▶ [EXTRACTED DATA]
============

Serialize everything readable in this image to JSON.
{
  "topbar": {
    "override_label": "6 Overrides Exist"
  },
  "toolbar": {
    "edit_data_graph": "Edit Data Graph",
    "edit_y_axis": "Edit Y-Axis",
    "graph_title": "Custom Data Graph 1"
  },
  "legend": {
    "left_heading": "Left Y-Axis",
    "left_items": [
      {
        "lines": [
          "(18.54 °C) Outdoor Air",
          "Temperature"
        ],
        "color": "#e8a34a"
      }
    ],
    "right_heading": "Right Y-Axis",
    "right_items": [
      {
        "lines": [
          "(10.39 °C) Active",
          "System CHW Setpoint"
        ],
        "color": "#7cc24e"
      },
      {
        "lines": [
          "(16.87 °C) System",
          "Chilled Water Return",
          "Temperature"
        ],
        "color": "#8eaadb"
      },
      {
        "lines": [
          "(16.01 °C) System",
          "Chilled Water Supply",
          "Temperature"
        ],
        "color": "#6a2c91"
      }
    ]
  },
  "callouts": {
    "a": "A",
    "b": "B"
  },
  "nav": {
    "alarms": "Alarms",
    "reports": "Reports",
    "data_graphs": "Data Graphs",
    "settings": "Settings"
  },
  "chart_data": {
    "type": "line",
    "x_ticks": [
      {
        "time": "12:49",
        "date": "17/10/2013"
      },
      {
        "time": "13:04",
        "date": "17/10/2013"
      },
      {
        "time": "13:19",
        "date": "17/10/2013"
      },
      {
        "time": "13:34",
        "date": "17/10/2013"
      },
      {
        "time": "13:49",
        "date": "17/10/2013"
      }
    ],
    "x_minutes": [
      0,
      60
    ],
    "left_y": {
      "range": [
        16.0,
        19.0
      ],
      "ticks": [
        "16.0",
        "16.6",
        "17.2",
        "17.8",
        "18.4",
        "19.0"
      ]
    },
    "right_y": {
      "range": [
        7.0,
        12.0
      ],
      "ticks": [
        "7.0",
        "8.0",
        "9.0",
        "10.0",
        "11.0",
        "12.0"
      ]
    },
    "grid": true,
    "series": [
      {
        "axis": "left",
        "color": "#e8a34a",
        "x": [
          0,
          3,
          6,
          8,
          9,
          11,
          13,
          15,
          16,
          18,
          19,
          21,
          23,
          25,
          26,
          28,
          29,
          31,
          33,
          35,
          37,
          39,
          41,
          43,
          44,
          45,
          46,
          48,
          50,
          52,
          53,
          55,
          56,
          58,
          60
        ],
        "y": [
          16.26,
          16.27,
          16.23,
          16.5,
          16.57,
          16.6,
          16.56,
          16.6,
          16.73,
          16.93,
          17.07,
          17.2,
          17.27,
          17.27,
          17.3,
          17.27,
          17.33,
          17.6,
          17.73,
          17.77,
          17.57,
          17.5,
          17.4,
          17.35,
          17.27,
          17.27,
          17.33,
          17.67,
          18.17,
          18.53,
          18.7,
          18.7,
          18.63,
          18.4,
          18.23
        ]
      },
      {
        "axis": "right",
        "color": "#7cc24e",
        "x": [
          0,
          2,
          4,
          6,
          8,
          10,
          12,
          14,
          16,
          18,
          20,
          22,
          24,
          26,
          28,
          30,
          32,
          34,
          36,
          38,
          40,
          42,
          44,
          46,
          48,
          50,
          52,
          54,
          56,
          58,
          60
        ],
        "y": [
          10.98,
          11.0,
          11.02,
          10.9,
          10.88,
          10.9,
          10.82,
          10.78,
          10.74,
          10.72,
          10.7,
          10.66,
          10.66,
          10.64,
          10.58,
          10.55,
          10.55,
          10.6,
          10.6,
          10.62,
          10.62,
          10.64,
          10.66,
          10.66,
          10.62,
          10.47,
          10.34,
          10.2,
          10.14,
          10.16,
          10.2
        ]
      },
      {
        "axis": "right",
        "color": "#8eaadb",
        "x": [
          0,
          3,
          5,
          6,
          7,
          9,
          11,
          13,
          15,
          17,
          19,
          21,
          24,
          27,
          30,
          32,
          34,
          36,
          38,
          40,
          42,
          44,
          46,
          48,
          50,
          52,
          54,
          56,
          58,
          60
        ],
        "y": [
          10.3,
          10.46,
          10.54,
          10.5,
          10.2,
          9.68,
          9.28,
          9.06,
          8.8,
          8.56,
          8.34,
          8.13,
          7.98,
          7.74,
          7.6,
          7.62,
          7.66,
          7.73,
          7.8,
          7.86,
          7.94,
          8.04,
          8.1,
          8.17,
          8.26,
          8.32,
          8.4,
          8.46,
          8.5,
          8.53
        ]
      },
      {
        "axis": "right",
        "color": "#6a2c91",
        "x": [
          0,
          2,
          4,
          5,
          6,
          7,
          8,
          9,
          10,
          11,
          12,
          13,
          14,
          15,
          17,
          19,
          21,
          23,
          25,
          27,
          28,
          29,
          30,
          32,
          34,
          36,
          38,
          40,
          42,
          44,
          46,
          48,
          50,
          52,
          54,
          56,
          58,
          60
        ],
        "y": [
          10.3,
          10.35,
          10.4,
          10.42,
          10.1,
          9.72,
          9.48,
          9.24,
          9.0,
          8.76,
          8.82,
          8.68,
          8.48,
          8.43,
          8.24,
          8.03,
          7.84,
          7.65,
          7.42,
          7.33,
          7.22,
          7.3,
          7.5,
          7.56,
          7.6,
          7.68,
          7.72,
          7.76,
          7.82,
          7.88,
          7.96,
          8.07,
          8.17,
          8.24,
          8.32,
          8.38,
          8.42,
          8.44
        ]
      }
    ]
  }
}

============

▶ [SET EXERCISE] Produce an exact copy of all the records.

▶ [OUTPUT OF THE TASK]
Serialize everything readable in this image to JSON.
{
  "topbar": {
    "override_label": "6 Overrides Exist"
  },
  "toolbar": {
    "edit_data_graph": "Edit Data Graph",
    "edit_y_axis": "Edit Y-Axis",
    "graph_title": "Custom Data Graph 1"
  },
  "legend": {
    "left_heading": "Left Y-Axis",
    "left_items": [
      {
        "lines": [
          "(18.54 °C) Outdoor Air",
          "Temperature"
        ],
        "color": "#e8a34a"
      }
    ],
    "right_heading": "Right Y-Axis",
    "right_items": [
      {
        "lines": [
          "(10.39 °C) Active",
          "System CHW Setpoint"
        ],
        "color": "#7cc24e"
      },
      {
        "lines": [
          "(16.87 °C) System",
          "Chilled Water Return",
          "Temperature"
        ],
        "color": "#8eaadb"
      },
      {
        "lines": [
          "(16.01 °C) System",
          "Chilled Water Supply",
          "Temperature"
        ],
        "color": "#6a2c91"
      }
    ]
  },
  "callouts": {
    "a": "A",
    "b": "B"
  },
  "nav": {
    "alarms": "Alarms",
    "reports": "Reports",
    "data_graphs": "Data Graphs",
    "settings": "Settings"
  },
  "chart_data": {
    "type": "line",
    "x_ticks": [
      {
        "time": "12:49",
        "date": "17/10/2013"
      },
      {
        "time": "13:04",
        "date": "17/10/2013"
      },
      {
        "time": "13:19",
        "date": "17/10/2013"
      },
      {
        "time": "13:34",
        "date": "17/10/2013"
      },
      {
        "time": "13:49",
        "date": "17/10/2013"
      }
    ],
    "x_minutes": [
      0,
      60
    ],
    "left_y": {
      "range": [
        16.0,
        19.0
      ],
      "ticks": [
        "16.0",
        "16.6",
        "17.2",
        "17.8",
        "18.4",
        "19.0"
      ]
    },
    "right_y": {
      "range": [
        7.0,
        12.0
      ],
      "ticks": [
        "7.0",
        "8.0",
        "9.0",
        "10.0",
        "11.0",
        "12.0"
      ]
    },
    "grid": true,
    "series": [
      {
        "axis": "left",
        "color": "#e8a34a",
        "x": [
          0,
          3,
          6,
          8,
          9,
          11,
          13,
          15,
          16,
          18,
          19,
          21,
          23,
          25,
          26,
          28,
          29,
          31,
          33,
          35,
          37,
          39,
          41,
          43,
          44,
          45,
          46,
          48,
          50,
          52,
          53,
          55,
          56,
          58,
          60
        ],
        "y": [
          16.26,
          16.27,
          16.23,
          16.5,
          16.57,
          16.6,
          16.56,
          16.6,
          16.73,
          16.93,
          17.07,
          17.2,
          17.27,
          17.27,
          17.3,
          17.27,
          17.33,
          17.6,
          17.73,
          17.77,
          17.57,
          17.5,
          17.4,
          17.35,
          17.27,
          17.27,
          17.33,
          17.67,
          18.17,
          18.53,
          18.7,
          18.7,
          18.63,
          18.4,
          18.23
        ]
      },
      {
        "axis": "right",
        "color": "#7cc24e",
        "x": [
          0,
          2,
          4,
          6,
          8,
          10,
          12,
          14,
          16,
          18,
          20,
          22,
          24,
          26,
          28,
          30,
          32,
          34,
          36,
          38,
          40,
          42,
          44,
          46,
          48,
          50,
          52,
          54,
          56,
          58,
          60
        ],
        "y": [
          10.98,
          11.0,
          11.02,
          10.9,
          10.88,
          10.9,
          10.82,
          10.78,
          10.74,
          10.72,
          10.7,
          10.66,
          10.66,
          10.64,
          10.58,
          10.55,
          10.55,
          10.6,
          10.6,
          10.62,
          10.62,
          10.64,
          10.66,
          10.66,
          10.62,
          10.47,
          10.34,
          10.2,
          10.14,
          10.16,
          10.2
        ]
      },
      {
        "axis": "right",
        "color": "#8eaadb",
        "x": [
          0,
          3,
          5,
          6,
          7,
          9,
          11,
          13,
          15,
          17,
          19,
          21,
          24,
          27,
          30,
          32,
          34,
          36,
          38,
          40,
          42,
          44,
          46,
          48,
          50,
          52,
          54,
          56,
          58,
          60
        ],
        "y": [
          10.3,
          10.46,
          10.54,
          10.5,
          10.2,
          9.68,
          9.28,
          9.06,
          8.8,
          8.56,
          8.34,
          8.13,
          7.98,
          7.74,
          7.6,
          7.62,
          7.66,
          7.73,
          7.8,
          7.86,
          7.94,
          8.04,
          8.1,
          8.17,
          8.26,
          8.32,
          8.4,
          8.46,
          8.5,
          8.53
        ]
      },
      {
        "axis": "right",
        "color": "#6a2c91",
        "x": [
          0,
          2,
          4,
          5,
          6,
          7,
          8,
          9,
          10,
          11,
          12,
          13,
          14,
          15,
          17,
          19,
          21,
          23,
          25,
          27,
          28,
          29,
          30,
          32,
          34,
          36,
          38,
          40,
          42,
          44,
          46,
          48,
          50,
          52,
          54,
          56,
          58,
          60
        ],
        "y": [
          10.3,
          10.35,
          10.4,
          10.42,
          10.1,
          9.72,
          9.48,
          9.24,
          9.0,
          8.76,
          8.82,
          8.68,
          8.48,
          8.43,
          8.24,
          8.03,
          7.84,
          7.65,
          7.42,
          7.33,
          7.22,
          7.3,
          7.5,
          7.56,
          7.6,
          7.68,
          7.72,
          7.76,
          7.82,
          7.88,
          7.96,
          8.07,
          8.17,
          8.24,
          8.32,
          8.38,
          8.42,
          8.44
        ]
      }
    ]
  }
}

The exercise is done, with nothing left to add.